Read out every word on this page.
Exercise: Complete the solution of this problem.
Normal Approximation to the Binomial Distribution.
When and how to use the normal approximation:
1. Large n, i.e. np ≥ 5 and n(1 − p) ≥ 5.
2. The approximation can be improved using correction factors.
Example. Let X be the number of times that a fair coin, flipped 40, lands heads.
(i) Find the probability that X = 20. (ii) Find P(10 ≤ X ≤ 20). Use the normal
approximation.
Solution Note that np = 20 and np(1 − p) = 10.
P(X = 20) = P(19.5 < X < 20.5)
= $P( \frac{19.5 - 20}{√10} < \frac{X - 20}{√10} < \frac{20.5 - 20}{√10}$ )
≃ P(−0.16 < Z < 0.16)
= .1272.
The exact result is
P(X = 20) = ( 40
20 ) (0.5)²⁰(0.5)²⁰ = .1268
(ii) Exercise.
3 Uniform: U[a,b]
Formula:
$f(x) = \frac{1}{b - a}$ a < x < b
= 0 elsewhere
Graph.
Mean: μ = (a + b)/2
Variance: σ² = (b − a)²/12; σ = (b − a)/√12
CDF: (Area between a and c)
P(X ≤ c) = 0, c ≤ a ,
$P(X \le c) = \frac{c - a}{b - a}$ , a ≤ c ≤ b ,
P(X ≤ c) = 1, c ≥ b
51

- **WHAT IS REQUIRED**
Identify all lines where the word "Exercise" shows up. Copy them.

- **FINISHED TASK**
Exercise: Complete the solution of this problem.
(ii) Exercise.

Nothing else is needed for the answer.